Task instructions: Say the number of lines containing the string "image", and say nothing else.

Task material:
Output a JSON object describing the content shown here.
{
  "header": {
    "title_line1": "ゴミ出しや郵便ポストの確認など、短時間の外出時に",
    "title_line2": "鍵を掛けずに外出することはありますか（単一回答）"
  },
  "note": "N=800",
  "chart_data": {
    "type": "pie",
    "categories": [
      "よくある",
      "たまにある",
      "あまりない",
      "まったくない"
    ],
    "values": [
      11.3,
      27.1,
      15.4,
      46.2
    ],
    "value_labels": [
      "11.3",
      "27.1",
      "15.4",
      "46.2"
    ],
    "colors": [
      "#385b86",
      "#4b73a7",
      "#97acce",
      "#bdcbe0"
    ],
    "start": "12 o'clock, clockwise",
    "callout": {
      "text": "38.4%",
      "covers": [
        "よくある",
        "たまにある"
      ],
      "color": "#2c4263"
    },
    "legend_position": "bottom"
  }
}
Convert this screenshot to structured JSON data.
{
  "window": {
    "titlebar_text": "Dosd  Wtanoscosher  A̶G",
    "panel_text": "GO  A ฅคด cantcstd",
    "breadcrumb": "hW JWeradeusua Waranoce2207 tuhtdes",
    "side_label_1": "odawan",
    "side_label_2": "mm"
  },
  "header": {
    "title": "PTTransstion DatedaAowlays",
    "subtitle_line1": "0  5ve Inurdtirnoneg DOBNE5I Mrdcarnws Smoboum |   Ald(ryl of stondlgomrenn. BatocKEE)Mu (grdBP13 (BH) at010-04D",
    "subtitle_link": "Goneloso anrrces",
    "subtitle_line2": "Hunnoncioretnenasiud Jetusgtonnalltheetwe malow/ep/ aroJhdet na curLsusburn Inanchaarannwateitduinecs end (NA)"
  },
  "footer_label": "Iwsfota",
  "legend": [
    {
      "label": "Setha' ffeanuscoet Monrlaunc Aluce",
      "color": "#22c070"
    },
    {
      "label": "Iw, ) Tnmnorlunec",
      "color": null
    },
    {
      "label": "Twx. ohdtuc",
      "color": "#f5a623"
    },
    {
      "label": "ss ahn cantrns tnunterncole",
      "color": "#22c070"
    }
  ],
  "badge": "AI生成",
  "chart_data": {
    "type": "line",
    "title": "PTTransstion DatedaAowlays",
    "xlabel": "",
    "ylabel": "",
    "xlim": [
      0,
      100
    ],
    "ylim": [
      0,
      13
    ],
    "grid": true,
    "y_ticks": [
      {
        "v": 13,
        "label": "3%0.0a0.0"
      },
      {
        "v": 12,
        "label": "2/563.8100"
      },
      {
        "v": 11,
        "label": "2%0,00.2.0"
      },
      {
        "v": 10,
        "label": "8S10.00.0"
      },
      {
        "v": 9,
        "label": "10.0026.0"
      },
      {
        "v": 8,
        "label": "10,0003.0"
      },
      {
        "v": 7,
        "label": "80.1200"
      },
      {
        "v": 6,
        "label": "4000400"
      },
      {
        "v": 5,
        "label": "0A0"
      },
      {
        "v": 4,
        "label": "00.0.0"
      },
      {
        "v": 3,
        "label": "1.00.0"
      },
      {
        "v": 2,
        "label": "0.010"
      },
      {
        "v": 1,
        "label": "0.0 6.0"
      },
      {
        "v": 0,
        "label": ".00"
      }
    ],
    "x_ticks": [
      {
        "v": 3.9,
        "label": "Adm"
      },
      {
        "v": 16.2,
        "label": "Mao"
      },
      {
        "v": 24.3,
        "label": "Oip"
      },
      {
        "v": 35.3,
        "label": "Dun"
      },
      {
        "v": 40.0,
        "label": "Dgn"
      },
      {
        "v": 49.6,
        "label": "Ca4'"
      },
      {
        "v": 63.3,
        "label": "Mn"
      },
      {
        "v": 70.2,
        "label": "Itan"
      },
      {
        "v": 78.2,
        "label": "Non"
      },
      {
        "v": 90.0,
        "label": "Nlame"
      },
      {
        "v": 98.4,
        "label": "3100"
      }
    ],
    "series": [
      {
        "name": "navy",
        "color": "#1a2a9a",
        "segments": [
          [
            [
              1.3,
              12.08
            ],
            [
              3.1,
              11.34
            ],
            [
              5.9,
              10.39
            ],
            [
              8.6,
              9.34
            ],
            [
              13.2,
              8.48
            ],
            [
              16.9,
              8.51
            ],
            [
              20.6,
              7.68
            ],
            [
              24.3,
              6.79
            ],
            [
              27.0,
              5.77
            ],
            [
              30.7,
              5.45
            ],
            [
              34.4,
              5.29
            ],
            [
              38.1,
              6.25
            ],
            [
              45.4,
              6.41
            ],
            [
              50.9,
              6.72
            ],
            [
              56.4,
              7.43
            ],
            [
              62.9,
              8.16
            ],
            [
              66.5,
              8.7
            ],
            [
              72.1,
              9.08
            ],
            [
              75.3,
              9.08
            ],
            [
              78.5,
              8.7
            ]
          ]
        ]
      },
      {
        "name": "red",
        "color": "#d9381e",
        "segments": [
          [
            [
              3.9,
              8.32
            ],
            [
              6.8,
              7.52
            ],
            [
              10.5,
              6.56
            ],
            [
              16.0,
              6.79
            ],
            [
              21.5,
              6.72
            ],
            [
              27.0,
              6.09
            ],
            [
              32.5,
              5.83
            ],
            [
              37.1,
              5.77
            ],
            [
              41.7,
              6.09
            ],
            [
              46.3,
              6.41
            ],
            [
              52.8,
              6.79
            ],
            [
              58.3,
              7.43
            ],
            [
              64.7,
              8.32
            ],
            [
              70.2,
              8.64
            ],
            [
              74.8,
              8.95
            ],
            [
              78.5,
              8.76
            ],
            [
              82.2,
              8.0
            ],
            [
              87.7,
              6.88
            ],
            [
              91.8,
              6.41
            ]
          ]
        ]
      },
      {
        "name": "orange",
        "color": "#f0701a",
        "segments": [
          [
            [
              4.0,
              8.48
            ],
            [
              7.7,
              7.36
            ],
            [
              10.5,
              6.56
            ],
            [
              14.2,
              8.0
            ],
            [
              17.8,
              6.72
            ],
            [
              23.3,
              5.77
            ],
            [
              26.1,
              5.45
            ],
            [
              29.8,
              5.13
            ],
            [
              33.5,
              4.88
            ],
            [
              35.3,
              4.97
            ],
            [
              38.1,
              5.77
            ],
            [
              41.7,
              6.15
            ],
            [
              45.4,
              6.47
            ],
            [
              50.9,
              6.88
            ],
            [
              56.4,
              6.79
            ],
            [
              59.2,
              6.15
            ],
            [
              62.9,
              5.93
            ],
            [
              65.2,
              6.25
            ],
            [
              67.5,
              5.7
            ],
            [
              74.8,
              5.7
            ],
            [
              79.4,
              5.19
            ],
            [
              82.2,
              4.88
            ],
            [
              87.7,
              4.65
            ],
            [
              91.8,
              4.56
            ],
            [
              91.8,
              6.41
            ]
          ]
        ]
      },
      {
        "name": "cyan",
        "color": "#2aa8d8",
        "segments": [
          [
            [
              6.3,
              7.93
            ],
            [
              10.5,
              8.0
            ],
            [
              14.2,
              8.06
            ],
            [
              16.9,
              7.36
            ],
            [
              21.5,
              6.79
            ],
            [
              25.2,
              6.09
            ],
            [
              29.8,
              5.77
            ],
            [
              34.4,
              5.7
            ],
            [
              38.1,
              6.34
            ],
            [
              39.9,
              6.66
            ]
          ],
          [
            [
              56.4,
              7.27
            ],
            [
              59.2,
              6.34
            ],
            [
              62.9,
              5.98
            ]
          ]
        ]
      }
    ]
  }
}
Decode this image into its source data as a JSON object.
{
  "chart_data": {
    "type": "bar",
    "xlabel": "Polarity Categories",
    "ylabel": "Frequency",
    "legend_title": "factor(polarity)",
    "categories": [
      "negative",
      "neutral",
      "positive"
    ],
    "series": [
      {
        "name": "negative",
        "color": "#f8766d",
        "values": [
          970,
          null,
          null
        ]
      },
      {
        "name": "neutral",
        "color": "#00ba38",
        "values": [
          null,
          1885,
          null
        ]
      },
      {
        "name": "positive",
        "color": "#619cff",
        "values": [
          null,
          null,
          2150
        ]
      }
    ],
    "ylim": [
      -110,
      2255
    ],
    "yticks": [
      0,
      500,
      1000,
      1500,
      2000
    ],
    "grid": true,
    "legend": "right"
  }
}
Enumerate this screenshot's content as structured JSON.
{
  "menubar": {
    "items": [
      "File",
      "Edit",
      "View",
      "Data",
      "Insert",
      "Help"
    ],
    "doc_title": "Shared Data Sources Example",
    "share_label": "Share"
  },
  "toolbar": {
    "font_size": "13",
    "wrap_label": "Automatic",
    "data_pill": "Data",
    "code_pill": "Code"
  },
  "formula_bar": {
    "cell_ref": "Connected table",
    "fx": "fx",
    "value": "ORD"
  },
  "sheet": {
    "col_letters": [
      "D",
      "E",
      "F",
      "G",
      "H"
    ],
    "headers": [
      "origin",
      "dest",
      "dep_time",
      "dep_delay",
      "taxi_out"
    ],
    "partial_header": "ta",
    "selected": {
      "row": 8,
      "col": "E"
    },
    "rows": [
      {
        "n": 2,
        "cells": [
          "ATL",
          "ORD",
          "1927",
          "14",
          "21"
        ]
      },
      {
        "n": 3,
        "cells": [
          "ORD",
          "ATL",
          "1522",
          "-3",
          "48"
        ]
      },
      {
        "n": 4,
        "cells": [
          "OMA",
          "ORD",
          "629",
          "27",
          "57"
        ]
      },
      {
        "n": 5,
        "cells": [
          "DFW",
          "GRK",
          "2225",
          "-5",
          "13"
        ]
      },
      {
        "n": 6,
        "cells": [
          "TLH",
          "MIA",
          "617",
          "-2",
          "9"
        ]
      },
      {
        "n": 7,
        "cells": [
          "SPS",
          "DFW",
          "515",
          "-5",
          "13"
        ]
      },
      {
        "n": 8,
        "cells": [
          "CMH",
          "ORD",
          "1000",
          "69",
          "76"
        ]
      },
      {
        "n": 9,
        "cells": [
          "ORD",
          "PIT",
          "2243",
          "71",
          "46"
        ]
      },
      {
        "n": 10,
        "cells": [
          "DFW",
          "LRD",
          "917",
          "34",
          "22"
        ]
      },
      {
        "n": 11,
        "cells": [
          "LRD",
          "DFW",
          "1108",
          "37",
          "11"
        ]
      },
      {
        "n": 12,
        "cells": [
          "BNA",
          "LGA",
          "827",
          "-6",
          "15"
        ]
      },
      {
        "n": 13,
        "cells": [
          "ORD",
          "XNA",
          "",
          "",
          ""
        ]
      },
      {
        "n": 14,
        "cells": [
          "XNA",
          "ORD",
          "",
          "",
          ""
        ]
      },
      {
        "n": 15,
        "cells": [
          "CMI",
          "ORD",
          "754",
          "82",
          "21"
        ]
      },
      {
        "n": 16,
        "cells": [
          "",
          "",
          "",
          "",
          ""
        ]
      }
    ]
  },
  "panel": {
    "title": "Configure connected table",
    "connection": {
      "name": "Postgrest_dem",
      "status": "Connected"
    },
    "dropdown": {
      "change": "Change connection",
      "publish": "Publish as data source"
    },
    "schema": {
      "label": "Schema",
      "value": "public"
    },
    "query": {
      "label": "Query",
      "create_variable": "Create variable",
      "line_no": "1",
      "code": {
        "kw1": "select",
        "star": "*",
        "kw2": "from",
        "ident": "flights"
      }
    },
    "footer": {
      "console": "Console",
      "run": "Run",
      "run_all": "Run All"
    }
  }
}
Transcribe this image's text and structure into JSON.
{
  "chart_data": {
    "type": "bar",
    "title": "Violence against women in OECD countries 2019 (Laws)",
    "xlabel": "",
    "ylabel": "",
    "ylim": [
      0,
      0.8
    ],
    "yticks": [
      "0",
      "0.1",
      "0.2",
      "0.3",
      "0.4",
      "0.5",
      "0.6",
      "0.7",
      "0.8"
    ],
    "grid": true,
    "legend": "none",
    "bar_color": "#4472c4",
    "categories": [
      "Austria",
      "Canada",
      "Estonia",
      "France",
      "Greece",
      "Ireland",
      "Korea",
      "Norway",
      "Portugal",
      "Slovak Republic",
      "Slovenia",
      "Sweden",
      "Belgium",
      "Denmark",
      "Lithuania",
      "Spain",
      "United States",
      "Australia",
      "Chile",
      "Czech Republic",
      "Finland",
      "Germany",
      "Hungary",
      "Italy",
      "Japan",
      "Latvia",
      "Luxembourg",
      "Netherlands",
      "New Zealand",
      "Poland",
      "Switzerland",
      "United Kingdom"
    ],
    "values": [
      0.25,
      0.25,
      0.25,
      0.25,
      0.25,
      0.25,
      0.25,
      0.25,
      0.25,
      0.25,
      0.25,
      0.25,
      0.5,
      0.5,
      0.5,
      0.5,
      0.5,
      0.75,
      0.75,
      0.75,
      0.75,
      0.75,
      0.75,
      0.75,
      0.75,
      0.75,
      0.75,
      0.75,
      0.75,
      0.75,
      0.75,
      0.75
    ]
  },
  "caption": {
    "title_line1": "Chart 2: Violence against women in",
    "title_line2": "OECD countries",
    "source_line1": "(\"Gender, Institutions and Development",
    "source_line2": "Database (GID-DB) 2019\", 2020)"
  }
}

Result for this task: 2